#### Problem details:
Select, from the material below, each line with "size" in it.

• • • •

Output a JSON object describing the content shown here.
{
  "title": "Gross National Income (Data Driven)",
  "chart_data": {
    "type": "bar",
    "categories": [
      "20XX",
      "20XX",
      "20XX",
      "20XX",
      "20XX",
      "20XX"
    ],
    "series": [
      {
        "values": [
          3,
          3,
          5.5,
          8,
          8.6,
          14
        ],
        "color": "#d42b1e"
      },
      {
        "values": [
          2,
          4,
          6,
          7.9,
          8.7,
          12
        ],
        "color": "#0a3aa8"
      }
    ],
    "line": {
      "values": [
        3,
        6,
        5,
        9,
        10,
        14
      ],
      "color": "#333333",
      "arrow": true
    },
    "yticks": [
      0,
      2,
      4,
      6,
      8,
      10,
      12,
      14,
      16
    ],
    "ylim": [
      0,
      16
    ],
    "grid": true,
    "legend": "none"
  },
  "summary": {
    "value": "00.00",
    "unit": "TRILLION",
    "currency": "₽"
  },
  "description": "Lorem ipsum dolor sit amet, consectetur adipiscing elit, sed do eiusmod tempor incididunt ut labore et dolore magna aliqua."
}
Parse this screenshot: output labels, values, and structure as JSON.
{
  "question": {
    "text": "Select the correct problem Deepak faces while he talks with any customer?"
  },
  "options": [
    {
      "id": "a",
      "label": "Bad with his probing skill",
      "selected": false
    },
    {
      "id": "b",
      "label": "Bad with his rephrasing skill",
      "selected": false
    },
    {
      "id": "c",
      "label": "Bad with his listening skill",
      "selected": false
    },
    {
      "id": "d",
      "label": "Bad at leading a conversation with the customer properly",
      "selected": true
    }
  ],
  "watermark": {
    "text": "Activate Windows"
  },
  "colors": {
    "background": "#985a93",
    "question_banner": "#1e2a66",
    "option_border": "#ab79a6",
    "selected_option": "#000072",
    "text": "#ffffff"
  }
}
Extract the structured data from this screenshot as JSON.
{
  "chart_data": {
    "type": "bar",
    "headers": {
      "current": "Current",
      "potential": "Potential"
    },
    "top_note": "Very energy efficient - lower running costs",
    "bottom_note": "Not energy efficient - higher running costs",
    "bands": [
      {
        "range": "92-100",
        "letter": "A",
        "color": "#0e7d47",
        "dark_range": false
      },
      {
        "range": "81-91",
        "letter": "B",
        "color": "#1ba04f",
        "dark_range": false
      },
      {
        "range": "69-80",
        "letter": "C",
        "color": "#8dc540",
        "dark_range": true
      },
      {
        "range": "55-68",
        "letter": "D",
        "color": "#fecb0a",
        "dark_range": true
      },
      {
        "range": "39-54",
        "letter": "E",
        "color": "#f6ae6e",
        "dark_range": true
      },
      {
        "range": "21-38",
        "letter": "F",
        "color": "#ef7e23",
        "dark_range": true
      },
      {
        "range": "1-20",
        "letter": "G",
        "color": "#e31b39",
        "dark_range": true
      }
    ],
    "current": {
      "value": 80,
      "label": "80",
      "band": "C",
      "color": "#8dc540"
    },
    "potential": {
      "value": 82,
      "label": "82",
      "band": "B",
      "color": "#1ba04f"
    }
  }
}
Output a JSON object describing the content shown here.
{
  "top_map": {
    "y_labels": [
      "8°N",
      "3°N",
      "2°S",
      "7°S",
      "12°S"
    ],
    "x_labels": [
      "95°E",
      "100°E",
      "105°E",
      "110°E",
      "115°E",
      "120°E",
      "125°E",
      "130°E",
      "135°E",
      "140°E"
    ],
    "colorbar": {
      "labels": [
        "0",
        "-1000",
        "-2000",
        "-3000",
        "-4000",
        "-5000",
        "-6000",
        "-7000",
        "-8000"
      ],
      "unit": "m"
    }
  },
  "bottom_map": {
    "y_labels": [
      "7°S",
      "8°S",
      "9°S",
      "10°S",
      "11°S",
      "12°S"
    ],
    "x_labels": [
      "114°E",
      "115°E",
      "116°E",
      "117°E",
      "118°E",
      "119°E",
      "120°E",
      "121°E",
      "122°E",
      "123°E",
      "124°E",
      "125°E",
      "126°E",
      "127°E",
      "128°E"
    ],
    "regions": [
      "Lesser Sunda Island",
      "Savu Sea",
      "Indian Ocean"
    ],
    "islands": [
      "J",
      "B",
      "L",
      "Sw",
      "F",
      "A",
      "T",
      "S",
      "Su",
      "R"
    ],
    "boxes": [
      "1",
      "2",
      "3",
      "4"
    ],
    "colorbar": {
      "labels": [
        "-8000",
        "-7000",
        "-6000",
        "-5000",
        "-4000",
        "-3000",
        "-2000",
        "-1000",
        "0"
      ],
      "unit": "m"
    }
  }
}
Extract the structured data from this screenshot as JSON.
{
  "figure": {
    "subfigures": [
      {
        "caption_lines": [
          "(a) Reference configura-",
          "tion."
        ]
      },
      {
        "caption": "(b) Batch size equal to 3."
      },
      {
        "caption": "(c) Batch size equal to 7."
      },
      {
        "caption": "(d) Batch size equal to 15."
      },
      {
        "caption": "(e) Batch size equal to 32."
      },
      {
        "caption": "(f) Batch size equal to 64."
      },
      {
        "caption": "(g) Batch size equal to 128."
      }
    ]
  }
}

• • • •

#### Written answer:
        "caption": "(b) Batch size equal to 3."
        "caption": "(c) Batch size equal to 7."
        "caption": "(d) Batch size equal to 15."
        "caption": "(e) Batch size equal to 32."
        "caption": "(f) Batch size equal to 64."
        "caption": "(g) Batch size equal to 128."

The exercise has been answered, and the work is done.